++++ DATA

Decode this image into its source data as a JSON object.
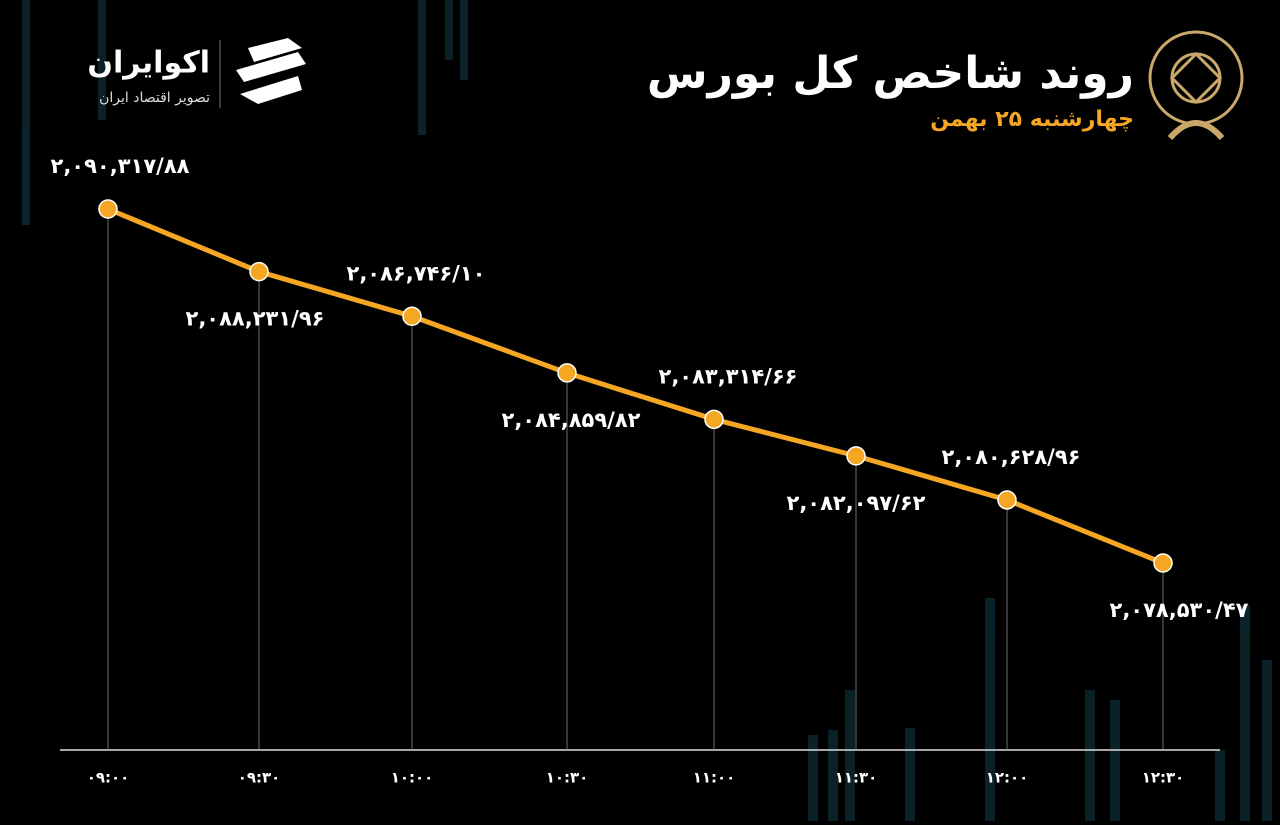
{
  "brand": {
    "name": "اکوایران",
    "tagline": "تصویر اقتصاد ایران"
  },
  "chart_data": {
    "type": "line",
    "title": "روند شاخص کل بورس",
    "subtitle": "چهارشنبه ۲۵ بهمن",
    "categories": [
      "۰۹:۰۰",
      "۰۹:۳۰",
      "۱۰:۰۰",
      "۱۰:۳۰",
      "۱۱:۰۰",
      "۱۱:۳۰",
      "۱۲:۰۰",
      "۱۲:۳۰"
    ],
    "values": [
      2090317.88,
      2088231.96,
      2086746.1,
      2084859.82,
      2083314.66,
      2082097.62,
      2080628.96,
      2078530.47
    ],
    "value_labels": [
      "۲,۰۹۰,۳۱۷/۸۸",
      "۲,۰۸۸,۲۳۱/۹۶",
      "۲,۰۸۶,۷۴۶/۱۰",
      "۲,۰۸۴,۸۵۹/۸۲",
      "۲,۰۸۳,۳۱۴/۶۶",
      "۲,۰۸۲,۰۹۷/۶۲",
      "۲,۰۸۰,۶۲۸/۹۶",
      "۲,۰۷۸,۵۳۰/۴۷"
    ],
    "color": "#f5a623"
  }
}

++++++++

GOAL —
Give every line above again exactly, with no pictures.

EXERCISE SOLUTION —
Decode this image into its source data as a JSON object.
{
  "brand": {
    "name": "اکوایران",
    "tagline": "تصویر اقتصاد ایران"
  },
  "chart_data": {
    "type": "line",
    "title": "روند شاخص کل بورس",
    "subtitle": "چهارشنبه ۲۵ بهمن",
    "categories": [
      "۰۹:۰۰",
      "۰۹:۳۰",
      "۱۰:۰۰",
      "۱۰:۳۰",
      "۱۱:۰۰",
      "۱۱:۳۰",
      "۱۲:۰۰",
      "۱۲:۳۰"
    ],
    "values": [
      2090317.88,
      2088231.96,
      2086746.1,
      2084859.82,
      2083314.66,
      2082097.62,
      2080628.96,
      2078530.47
    ],
    "value_labels": [
      "۲,۰۹۰,۳۱۷/۸۸",
      "۲,۰۸۸,۲۳۱/۹۶",
      "۲,۰۸۶,۷۴۶/۱۰",
      "۲,۰۸۴,۸۵۹/۸۲",
      "۲,۰۸۳,۳۱۴/۶۶",
      "۲,۰۸۲,۰۹۷/۶۲",
      "۲,۰۸۰,۶۲۸/۹۶",
      "۲,۰۷۸,۵۳۰/۴۷"
    ],
    "color": "#f5a623"
  }
}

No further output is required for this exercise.